(Stored records)
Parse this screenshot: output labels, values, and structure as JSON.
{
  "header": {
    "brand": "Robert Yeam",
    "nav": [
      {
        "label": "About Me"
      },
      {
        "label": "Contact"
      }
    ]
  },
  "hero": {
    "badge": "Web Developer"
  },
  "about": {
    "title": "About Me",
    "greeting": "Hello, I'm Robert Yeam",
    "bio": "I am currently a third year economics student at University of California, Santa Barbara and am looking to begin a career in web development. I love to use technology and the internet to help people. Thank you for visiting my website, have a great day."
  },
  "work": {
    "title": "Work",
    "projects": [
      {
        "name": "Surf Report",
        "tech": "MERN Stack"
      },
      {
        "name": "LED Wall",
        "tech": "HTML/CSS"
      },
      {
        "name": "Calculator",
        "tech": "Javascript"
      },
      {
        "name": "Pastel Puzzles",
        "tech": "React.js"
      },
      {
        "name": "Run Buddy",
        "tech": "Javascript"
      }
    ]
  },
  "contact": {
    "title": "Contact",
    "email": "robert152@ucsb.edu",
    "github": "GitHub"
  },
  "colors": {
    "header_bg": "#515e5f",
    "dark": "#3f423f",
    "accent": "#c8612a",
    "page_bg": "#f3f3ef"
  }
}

Instructions for the task
Collect each line of the entries that has the word "title", copying it in full.

Answer to the task
    "title": "About Me",
    "title": "Work",
    "title": "Contact",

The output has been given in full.